TASK DETAILS: Collect all lines from the records below that include the word "Shut".

--

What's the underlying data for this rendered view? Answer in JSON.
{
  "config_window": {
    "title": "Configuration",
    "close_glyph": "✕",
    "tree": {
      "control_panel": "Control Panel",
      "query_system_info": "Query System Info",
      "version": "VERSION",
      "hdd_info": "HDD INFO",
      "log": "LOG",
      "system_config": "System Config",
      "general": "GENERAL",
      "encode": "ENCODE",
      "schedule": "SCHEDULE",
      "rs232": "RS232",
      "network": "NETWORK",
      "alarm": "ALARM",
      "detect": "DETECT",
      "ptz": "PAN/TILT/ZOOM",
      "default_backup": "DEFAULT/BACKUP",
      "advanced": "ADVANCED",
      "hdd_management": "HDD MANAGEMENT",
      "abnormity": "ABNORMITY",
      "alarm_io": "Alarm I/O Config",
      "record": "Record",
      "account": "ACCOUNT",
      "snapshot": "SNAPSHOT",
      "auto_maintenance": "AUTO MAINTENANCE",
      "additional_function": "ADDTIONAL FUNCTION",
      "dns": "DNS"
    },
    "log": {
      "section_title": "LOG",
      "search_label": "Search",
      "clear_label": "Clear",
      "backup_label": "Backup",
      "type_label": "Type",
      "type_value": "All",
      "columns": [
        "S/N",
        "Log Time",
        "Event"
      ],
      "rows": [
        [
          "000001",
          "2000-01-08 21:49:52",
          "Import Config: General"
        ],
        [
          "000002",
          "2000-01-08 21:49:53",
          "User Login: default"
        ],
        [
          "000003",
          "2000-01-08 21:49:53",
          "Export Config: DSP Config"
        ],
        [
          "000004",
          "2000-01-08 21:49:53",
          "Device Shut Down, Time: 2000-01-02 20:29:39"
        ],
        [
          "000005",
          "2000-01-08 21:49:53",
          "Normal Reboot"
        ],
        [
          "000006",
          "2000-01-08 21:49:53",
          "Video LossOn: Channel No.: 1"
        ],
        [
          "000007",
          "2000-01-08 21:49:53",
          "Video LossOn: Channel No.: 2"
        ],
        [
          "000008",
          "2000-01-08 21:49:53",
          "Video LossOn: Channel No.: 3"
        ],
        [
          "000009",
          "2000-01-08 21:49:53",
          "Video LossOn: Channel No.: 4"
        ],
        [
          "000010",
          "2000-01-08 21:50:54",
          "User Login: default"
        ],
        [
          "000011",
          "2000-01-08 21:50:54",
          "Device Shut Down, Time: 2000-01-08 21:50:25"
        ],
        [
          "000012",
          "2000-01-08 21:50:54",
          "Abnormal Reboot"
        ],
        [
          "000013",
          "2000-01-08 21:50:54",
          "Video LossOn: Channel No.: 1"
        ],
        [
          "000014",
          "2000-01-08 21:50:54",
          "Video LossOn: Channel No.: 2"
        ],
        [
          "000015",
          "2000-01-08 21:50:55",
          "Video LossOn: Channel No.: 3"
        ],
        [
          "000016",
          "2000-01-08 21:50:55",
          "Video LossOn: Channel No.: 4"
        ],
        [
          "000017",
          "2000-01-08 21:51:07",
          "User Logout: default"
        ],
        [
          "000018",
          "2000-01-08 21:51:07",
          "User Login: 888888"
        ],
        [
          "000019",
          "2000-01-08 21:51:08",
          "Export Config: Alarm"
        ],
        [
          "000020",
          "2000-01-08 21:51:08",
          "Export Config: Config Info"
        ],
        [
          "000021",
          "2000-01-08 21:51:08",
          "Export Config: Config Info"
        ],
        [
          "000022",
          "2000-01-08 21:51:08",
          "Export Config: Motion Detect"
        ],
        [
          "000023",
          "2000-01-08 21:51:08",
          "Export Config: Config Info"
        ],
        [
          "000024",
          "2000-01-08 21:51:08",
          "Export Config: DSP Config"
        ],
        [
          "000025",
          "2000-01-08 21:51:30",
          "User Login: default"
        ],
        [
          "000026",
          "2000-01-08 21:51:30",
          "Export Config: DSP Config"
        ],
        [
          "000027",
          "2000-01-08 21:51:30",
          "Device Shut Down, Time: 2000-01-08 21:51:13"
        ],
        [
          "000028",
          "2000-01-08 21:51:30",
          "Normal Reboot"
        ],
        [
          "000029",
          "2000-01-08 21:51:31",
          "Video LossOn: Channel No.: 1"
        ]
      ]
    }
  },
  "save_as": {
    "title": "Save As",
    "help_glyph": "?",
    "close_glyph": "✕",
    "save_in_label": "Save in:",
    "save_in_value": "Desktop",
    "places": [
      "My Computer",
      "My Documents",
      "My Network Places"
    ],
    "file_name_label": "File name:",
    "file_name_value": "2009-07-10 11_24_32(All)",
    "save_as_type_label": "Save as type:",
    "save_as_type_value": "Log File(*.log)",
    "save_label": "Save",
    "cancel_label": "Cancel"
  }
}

--

ANSWER IN FULL:
          "Device Shut Down, Time: 2000-01-02 20:29:39"
          "Device Shut Down, Time: 2000-01-08 21:50:25"
          "Device Shut Down, Time: 2000-01-08 21:51:13"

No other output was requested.